Reproduce the data in its entirety, exactly as supplied.

______

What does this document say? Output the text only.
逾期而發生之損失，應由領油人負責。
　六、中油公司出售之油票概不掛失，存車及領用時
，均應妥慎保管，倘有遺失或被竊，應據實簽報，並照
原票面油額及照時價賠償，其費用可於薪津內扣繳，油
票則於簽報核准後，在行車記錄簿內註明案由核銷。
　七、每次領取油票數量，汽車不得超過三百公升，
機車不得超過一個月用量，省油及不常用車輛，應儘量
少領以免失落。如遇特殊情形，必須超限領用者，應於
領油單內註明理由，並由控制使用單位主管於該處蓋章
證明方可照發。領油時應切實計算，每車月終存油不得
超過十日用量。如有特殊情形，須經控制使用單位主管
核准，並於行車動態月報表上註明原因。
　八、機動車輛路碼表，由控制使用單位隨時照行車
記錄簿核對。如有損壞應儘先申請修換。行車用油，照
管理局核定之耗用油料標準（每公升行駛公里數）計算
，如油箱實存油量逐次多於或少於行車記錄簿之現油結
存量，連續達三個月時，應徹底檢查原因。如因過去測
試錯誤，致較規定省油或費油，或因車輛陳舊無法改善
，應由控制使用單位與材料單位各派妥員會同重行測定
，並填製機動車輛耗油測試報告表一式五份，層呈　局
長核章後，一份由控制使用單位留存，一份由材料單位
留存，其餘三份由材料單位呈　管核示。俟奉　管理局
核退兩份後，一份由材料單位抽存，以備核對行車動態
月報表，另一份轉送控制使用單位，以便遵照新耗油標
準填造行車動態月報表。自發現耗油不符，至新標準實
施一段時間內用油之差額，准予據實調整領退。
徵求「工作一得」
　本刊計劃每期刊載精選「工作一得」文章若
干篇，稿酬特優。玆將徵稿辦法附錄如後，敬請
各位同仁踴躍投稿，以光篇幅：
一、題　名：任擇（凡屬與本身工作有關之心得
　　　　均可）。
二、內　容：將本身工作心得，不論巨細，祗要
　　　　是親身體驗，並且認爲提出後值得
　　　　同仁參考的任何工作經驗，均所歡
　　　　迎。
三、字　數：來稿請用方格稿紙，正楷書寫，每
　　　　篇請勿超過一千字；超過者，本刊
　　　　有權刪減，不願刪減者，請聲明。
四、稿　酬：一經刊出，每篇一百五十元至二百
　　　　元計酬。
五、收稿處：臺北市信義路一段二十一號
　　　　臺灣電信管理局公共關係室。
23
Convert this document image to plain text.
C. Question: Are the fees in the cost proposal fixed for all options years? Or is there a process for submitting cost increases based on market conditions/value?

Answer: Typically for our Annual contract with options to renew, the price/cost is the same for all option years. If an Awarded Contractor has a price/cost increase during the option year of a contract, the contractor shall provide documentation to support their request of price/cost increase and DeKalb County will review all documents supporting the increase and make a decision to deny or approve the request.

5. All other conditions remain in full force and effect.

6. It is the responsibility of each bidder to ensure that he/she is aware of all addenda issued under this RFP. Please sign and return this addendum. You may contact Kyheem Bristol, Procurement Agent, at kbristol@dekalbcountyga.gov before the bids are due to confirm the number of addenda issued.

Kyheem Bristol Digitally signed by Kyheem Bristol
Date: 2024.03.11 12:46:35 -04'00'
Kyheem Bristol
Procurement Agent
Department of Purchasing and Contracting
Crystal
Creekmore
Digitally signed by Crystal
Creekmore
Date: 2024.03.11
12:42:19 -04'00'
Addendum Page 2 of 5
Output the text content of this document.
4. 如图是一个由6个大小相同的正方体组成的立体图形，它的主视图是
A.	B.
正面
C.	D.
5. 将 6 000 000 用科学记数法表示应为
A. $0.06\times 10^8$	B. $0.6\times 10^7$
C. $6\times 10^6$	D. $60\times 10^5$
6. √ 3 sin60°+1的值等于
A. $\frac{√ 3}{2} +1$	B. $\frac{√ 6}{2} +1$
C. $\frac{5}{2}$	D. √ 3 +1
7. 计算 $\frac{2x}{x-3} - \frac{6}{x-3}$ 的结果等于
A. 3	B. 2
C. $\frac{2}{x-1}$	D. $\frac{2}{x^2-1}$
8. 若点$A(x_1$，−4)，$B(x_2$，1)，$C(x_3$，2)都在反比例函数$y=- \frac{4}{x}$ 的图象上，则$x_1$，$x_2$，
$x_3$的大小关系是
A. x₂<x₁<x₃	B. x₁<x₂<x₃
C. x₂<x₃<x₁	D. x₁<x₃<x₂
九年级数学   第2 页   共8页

______

REPLY TO THE TASK -
What does this document say? Output the text only.
逾期而發生之損失，應由領油人負責。
　六、中油公司出售之油票概不掛失，存車及領用時
，均應妥慎保管，倘有遺失或被竊，應據實簽報，並照
原票面油額及照時價賠償，其費用可於薪津內扣繳，油
票則於簽報核准後，在行車記錄簿內註明案由核銷。
　七、每次領取油票數量，汽車不得超過三百公升，
機車不得超過一個月用量，省油及不常用車輛，應儘量
少領以免失落。如遇特殊情形，必須超限領用者，應於
領油單內註明理由，並由控制使用單位主管於該處蓋章
證明方可照發。領油時應切實計算，每車月終存油不得
超過十日用量。如有特殊情形，須經控制使用單位主管
核准，並於行車動態月報表上註明原因。
　八、機動車輛路碼表，由控制使用單位隨時照行車
記錄簿核對。如有損壞應儘先申請修換。行車用油，照
管理局核定之耗用油料標準（每公升行駛公里數）計算
，如油箱實存油量逐次多於或少於行車記錄簿之現油結
存量，連續達三個月時，應徹底檢查原因。如因過去測
試錯誤，致較規定省油或費油，或因車輛陳舊無法改善
，應由控制使用單位與材料單位各派妥員會同重行測定
，並填製機動車輛耗油測試報告表一式五份，層呈　局
長核章後，一份由控制使用單位留存，一份由材料單位
留存，其餘三份由材料單位呈　管核示。俟奉　管理局
核退兩份後，一份由材料單位抽存，以備核對行車動態
月報表，另一份轉送控制使用單位，以便遵照新耗油標
準填造行車動態月報表。自發現耗油不符，至新標準實
施一段時間內用油之差額，准予據實調整領退。
徵求「工作一得」
　本刊計劃每期刊載精選「工作一得」文章若
干篇，稿酬特優。玆將徵稿辦法附錄如後，敬請
各位同仁踴躍投稿，以光篇幅：
一、題　名：任擇（凡屬與本身工作有關之心得
　　　　均可）。
二、內　容：將本身工作心得，不論巨細，祗要
　　　　是親身體驗，並且認爲提出後值得
　　　　同仁參考的任何工作經驗，均所歡
　　　　迎。
三、字　數：來稿請用方格稿紙，正楷書寫，每
　　　　篇請勿超過一千字；超過者，本刊
　　　　有權刪減，不願刪減者，請聲明。
四、稿　酬：一經刊出，每篇一百五十元至二百
　　　　元計酬。
五、收稿處：臺北市信義路一段二十一號
　　　　臺灣電信管理局公共關係室。
23
Convert this document image to plain text.
C. Question: Are the fees in the cost proposal fixed for all options years? Or is there a process for submitting cost increases based on market conditions/value?

Answer: Typically for our Annual contract with options to renew, the price/cost is the same for all option years. If an Awarded Contractor has a price/cost increase during the option year of a contract, the contractor shall provide documentation to support their request of price/cost increase and DeKalb County will review all documents supporting the increase and make a decision to deny or approve the request.

5. All other conditions remain in full force and effect.

6. It is the responsibility of each bidder to ensure that he/she is aware of all addenda issued under this RFP. Please sign and return this addendum. You may contact Kyheem Bristol, Procurement Agent, at kbristol@dekalbcountyga.gov before the bids are due to confirm the number of addenda issued.

Kyheem Bristol Digitally signed by Kyheem Bristol
Date: 2024.03.11 12:46:35 -04'00'
Kyheem Bristol
Procurement Agent
Department of Purchasing and Contracting
Crystal
Creekmore
Digitally signed by Crystal
Creekmore
Date: 2024.03.11
12:42:19 -04'00'
Addendum Page 2 of 5
Output the text content of this document.
4. 如图是一个由6个大小相同的正方体组成的立体图形，它的主视图是
A.	B.
正面
C.	D.
5. 将 6 000 000 用科学记数法表示应为
A. $0.06\times 10^8$	B. $0.6\times 10^7$
C. $6\times 10^6$	D. $60\times 10^5$
6. √ 3 sin60°+1的值等于
A. $\frac{√ 3}{2} +1$	B. $\frac{√ 6}{2} +1$
C. $\frac{5}{2}$	D. √ 3 +1
7. 计算 $\frac{2x}{x-3} - \frac{6}{x-3}$ 的结果等于
A. 3	B. 2
C. $\frac{2}{x-1}$	D. $\frac{2}{x^2-1}$
8. 若点$A(x_1$，−4)，$B(x_2$，1)，$C(x_3$，2)都在反比例函数$y=- \frac{4}{x}$ 的图象上，则$x_1$，$x_2$，
$x_3$的大小关系是
A. x₂<x₁<x₃	B. x₁<x₂<x₃
C. x₂<x₃<x₁	D. x₁<x₃<x₂
九年级数学   第2 页   共8页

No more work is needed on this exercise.